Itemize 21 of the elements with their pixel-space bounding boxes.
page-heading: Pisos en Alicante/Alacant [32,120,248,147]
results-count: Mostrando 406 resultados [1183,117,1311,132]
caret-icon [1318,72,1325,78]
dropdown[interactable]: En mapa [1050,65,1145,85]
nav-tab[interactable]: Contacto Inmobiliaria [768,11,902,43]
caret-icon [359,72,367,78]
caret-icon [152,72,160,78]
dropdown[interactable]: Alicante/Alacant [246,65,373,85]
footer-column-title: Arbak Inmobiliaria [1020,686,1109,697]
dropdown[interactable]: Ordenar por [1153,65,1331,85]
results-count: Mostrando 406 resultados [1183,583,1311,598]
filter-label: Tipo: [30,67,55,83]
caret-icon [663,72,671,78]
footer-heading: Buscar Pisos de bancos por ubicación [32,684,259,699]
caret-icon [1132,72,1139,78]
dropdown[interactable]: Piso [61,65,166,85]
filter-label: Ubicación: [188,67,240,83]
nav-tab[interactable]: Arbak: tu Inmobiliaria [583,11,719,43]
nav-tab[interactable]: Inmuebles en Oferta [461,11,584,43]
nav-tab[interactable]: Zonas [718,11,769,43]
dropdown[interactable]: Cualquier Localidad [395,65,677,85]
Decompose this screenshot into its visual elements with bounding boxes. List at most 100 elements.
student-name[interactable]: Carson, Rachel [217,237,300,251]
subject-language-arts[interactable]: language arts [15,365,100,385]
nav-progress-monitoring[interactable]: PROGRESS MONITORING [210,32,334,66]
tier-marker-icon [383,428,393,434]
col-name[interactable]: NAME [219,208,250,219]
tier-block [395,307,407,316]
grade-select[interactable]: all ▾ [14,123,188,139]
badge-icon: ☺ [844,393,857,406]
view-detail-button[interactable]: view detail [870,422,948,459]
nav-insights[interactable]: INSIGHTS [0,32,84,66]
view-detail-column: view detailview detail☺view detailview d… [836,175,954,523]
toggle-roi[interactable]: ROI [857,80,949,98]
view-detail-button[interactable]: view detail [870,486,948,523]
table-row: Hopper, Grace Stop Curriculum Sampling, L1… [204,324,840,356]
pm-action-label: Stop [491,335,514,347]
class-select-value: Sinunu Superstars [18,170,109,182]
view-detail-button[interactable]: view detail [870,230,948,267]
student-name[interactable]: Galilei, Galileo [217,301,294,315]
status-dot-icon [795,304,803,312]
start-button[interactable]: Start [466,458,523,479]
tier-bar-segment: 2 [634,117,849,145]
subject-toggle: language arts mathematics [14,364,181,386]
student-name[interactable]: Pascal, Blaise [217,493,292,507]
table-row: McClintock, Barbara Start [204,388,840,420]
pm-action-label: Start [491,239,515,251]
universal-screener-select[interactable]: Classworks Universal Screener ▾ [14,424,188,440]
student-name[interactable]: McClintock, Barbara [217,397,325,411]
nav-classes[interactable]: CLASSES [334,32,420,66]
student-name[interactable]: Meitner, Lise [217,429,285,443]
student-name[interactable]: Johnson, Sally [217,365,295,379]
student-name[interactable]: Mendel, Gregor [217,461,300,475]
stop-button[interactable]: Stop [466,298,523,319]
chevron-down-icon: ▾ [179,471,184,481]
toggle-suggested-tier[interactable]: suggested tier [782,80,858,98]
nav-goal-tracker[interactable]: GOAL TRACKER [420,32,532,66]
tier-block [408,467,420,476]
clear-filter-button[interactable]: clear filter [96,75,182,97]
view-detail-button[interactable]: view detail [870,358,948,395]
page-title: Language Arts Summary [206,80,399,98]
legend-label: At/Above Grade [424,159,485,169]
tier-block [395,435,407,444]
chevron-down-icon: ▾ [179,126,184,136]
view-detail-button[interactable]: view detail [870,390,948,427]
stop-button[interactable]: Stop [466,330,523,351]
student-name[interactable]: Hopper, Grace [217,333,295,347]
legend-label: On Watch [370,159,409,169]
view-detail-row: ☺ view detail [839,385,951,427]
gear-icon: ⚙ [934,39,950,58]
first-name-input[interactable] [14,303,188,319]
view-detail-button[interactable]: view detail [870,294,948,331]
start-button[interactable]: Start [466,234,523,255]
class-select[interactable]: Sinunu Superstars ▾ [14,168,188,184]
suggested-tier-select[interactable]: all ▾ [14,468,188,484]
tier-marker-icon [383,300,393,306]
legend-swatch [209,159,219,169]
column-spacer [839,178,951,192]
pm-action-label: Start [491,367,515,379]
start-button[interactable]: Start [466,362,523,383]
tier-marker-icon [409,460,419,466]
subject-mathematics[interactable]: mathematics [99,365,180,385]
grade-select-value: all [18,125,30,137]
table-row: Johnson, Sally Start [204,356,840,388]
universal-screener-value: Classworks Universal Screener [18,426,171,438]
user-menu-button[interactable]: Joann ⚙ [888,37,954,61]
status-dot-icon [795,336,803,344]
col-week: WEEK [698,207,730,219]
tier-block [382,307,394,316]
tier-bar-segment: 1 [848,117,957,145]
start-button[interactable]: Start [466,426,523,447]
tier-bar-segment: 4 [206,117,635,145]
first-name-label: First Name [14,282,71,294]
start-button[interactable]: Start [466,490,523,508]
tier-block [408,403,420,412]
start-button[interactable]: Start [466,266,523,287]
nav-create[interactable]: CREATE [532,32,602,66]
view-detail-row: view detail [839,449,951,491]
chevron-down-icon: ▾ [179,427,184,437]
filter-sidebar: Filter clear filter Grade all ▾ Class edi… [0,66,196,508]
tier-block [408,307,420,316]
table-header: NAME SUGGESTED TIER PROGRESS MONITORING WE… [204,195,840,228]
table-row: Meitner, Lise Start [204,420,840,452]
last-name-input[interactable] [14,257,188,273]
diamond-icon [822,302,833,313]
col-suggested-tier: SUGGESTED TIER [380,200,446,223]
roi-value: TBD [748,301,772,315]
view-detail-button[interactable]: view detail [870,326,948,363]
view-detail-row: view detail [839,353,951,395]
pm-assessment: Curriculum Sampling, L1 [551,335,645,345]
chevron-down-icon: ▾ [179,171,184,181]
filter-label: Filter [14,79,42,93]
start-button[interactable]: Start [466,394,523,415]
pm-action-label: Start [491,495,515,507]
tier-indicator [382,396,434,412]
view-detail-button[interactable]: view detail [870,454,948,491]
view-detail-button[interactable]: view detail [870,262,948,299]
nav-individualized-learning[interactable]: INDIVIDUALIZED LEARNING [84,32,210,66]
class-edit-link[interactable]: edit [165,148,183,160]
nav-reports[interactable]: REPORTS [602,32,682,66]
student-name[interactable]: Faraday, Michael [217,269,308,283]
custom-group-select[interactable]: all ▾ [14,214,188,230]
+-------+
# GOAL
Convert the records above into a single numbered list with one line per item, leaving out any blank lines.

# ANSWER
1. Itemize 21 of the elements with their pixel-space bounding boxes.
2. page-heading: Pisos en Alicante/Alacant [32,120,248,147]
3. results-count: Mostrando 406 resultados [1183,117,1311,132]
4. caret-icon [1318,72,1325,78]
5. dropdown[interactable]: En mapa [1050,65,1145,85]
6. nav-tab[interactable]: Contacto Inmobiliaria [768,11,902,43]
7. caret-icon [359,72,367,78]
8. caret-icon [152,72,160,78]
9. dropdown[interactable]: Alicante/Alacant [246,65,373,85]
10. footer-column-title: Arbak Inmobiliaria [1020,686,1109,697]
11. dropdown[interactable]: Ordenar por [1153,65,1331,85]
12. results-count: Mostrando 406 resultados [1183,583,1311,598]
13. filter-label: Tipo: [30,67,55,83]
14. caret-icon [663,72,671,78]
15. footer-heading: Buscar Pisos de bancos por ubicación [32,684,259,699]
16. caret-icon [1132,72,1139,78]
17. dropdown[interactable]: Piso [61,65,166,85]
18. filter-label: Ubicación: [188,67,240,83]
19. nav-tab[interactable]: Arbak: tu Inmobiliaria [583,11,719,43]
20. nav-tab[interactable]: Inmuebles en Oferta [461,11,584,43]
21. nav-tab[interactable]: Zonas [718,11,769,43]
22. dropdown[interactable]: Cualquier Localidad [395,65,677,85]
23. Decompose this screenshot into its visual elements with bounding boxes. List at most 100 elements.
24. student-name[interactable]: Carson, Rachel [217,237,300,251]
25. subject-language-arts[interactable]: language arts [15,365,100,385]
26. nav-progress-monitoring[interactable]: PROGRESS MONITORING [210,32,334,66]
27. tier-marker-icon [383,428,393,434]
28. col-name[interactable]: NAME [219,208,250,219]
29. tier-block [395,307,407,316]
30. grade-select[interactable]: all ▾ [14,123,188,139]
31. badge-icon: ☺ [844,393,857,406]
32. view-detail-button[interactable]: view detail [870,422,948,459]
33. nav-insights[interactable]: INSIGHTS [0,32,84,66]
34. view-detail-column: view detailview detail☺view detailview d… [836,175,954,523]
35. toggle-roi[interactable]: ROI [857,80,949,98]
36. view-detail-button[interactable]: view detail [870,486,948,523]
37. table-row: Hopper, Grace Stop Curriculum Sampling, L1… [204,324,840,356]
38. pm-action-label: Stop [491,335,514,347]
39. class-select-value: Sinunu Superstars [18,170,109,182]
40. view-detail-button[interactable]: view detail [870,230,948,267]
41. student-name[interactable]: Galilei, Galileo [217,301,294,315]
42. status-dot-icon [795,304,803,312]
43. start-button[interactable]: Start [466,458,523,479]
44. tier-bar-segment: 2 [634,117,849,145]
45. subject-toggle: language arts mathematics [14,364,181,386]
46. student-name[interactable]: Pascal, Blaise [217,493,292,507]
47. table-row: McClintock, Barbara Start [204,388,840,420]
48. pm-action-label: Start [491,239,515,251]
49. universal-screener-select[interactable]: Classworks Universal Screener ▾ [14,424,188,440]
50. student-name[interactable]: McClintock, Barbara [217,397,325,411]
51. nav-classes[interactable]: CLASSES [334,32,420,66]
52. student-name[interactable]: Meitner, Lise [217,429,285,443]
53. student-name[interactable]: Johnson, Sally [217,365,295,379]
54. student-name[interactable]: Mendel, Gregor [217,461,300,475]
55. stop-button[interactable]: Stop [466,298,523,319]
56. chevron-down-icon: ▾ [179,471,184,481]
57. toggle-suggested-tier[interactable]: suggested tier [782,80,858,98]
58. nav-goal-tracker[interactable]: GOAL TRACKER [420,32,532,66]
59. tier-block [408,467,420,476]
60. clear-filter-button[interactable]: clear filter [96,75,182,97]
61. view-detail-button[interactable]: view detail [870,358,948,395]
62. page-title: Language Arts Summary [206,80,399,98]
63. legend-label: At/Above Grade [424,159,485,169]
64. tier-block [395,435,407,444]
65. chevron-down-icon: ▾ [179,126,184,136]
66. view-detail-button[interactable]: view detail [870,390,948,427]
67. stop-button[interactable]: Stop [466,330,523,351]
68. student-name[interactable]: Hopper, Grace [217,333,295,347]
69. legend-label: On Watch [370,159,409,169]
70. view-detail-row: ☺ view detail [839,385,951,427]
71. gear-icon: ⚙ [934,39,950,58]
72. first-name-input[interactable] [14,303,188,319]
73. view-detail-button[interactable]: view detail [870,294,948,331]
74. start-button[interactable]: Start [466,234,523,255]
75. class-select[interactable]: Sinunu Superstars ▾ [14,168,188,184]
76. suggested-tier-select[interactable]: all ▾ [14,468,188,484]
77. tier-marker-icon [383,300,393,306]
78. legend-swatch [209,159,219,169]
79. column-spacer [839,178,951,192]
80. pm-action-label: Start [491,367,515,379]
81. start-button[interactable]: Start [466,362,523,383]
82. tier-marker-icon [409,460,419,466]
83. subject-mathematics[interactable]: mathematics [99,365,180,385]
84. grade-select-value: all [18,125,30,137]
85. table-row: Johnson, Sally Start [204,356,840,388]
86. universal-screener-value: Classworks Universal Screener [18,426,171,438]
87. user-menu-button[interactable]: Joann ⚙ [888,37,954,61]
88. status-dot-icon [795,336,803,344]
89. col-week: WEEK [698,207,730,219]
90. tier-block [382,307,394,316]
91. tier-bar-segment: 1 [848,117,957,145]
92. start-button[interactable]: Start [466,426,523,447]
93. tier-bar-segment: 4 [206,117,635,145]
94. first-name-label: First Name [14,282,71,294]
95. start-button[interactable]: Start [466,490,523,508]
96. tier-block [408,403,420,412]
97. start-button[interactable]: Start [466,266,523,287]
98. nav-create[interactable]: CREATE [532,32,602,66]
99. view-detail-row: view detail [839,449,951,491]
100. chevron-down-icon: ▾ [179,427,184,437]
101. filter-sidebar: Filter clear filter Grade all ▾ Class edi… [0,66,196,508]
102. tier-block [408,307,420,316]
103. table-header: NAME SUGGESTED TIER PROGRESS MONITORING WE… [204,195,840,228]
104. table-row: Meitner, Lise Start [204,420,840,452]
105. last-name-input[interactable] [14,257,188,273]
106. diamond-icon [822,302,833,313]
107. col-suggested-tier: SUGGESTED TIER [380,200,446,223]
108. roi-value: TBD [748,301,772,315]
109. view-detail-button[interactable]: view detail [870,326,948,363]
110. view-detail-row: view detail [839,353,951,395]
111. pm-assessment: Curriculum Sampling, L1 [551,335,645,345]
112. chevron-down-icon: ▾ [179,171,184,181]
113. filter-label: Filter [14,79,42,93]
114. start-button[interactable]: Start [466,394,523,415]
115. pm-action-label: Start [491,495,515,507]
116. tier-indicator [382,396,434,412]
117. view-detail-button[interactable]: view detail [870,454,948,491]
118. view-detail-button[interactable]: view detail [870,262,948,299]
119. nav-individualized-learning[interactable]: INDIVIDUALIZED LEARNING [84,32,210,66]
120. class-edit-link[interactable]: edit [165,148,183,160]
121. nav-reports[interactable]: REPORTS [602,32,682,66]
122. student-name[interactable]: Faraday, Michael [217,269,308,283]
123. custom-group-select[interactable]: all ▾ [14,214,188,230]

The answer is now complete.